======== INFORMATION GIVEN ========
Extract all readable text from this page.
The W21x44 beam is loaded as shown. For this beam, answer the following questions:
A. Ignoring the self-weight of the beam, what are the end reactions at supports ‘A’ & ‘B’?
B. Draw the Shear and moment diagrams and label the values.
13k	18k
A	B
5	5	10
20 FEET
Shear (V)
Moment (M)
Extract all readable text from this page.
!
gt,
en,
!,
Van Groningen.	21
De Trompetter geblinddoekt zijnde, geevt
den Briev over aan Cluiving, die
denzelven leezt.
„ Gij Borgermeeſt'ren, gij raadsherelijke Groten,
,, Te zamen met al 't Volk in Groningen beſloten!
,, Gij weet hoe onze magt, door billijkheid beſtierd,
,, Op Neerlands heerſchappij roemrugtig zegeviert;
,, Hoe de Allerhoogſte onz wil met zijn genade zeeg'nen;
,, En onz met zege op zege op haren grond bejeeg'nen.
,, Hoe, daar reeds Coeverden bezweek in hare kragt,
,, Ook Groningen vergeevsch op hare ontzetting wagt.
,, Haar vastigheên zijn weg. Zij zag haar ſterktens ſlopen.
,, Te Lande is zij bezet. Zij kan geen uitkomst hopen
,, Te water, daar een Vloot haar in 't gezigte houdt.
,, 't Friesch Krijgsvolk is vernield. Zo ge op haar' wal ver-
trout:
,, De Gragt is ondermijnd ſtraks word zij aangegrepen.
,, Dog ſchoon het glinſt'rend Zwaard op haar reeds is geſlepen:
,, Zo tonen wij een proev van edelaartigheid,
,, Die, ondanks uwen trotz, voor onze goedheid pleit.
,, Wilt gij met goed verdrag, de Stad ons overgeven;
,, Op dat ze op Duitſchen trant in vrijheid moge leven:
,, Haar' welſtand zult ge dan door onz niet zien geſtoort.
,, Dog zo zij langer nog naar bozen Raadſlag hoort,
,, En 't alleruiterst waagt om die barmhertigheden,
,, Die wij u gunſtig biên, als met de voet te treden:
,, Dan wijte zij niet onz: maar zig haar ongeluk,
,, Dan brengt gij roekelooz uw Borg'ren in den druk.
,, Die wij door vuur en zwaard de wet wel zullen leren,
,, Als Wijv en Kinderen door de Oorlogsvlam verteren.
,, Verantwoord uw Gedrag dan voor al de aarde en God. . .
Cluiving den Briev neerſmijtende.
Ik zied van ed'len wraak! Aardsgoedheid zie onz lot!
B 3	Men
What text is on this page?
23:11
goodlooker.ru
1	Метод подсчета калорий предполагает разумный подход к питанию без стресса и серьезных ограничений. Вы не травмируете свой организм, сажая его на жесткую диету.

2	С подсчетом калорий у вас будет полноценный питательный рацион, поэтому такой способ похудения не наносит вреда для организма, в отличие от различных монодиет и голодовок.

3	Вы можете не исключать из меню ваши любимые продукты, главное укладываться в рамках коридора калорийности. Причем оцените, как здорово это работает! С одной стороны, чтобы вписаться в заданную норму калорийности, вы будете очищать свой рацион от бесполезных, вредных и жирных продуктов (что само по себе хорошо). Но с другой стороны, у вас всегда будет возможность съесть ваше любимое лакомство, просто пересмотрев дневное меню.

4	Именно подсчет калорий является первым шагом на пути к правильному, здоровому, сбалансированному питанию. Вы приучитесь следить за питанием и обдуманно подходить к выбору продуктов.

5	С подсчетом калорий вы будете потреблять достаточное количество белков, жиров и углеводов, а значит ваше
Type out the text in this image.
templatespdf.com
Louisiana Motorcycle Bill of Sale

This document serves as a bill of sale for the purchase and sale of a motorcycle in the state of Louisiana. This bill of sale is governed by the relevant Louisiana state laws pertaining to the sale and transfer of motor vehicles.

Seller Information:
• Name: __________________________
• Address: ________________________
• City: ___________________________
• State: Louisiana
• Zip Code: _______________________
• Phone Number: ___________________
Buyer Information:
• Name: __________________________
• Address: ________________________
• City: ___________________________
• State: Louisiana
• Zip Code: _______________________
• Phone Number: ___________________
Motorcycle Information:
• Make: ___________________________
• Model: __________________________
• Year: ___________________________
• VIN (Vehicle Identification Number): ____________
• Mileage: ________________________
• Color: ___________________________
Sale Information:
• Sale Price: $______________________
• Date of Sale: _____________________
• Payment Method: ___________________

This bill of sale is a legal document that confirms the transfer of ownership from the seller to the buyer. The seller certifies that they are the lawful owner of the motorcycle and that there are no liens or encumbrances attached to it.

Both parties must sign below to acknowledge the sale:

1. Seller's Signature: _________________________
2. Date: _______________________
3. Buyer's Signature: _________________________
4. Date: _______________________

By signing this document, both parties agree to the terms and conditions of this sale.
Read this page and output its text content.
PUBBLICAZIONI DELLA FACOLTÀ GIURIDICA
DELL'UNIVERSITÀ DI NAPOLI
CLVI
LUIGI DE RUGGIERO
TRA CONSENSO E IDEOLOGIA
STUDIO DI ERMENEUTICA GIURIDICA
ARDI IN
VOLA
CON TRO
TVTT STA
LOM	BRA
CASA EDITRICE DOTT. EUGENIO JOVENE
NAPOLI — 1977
========
▶ _EXERCISE DIRECTIONS_: Collect, from the material above, every line containing the word "питанию".

▶ _CORRECT ANSWER_:
1	Метод подсчета калорий предполагает разумный подход к питанию без стресса и серьезных ограничений. Вы не травмируете свой организм, сажая его на жесткую диету.
4	Именно подсчет калорий является первым шагом на пути к правильному, здоровому, сбалансированному питанию. Вы приучитесь следить за питанием и обдуманно подходить к выбору продуктов.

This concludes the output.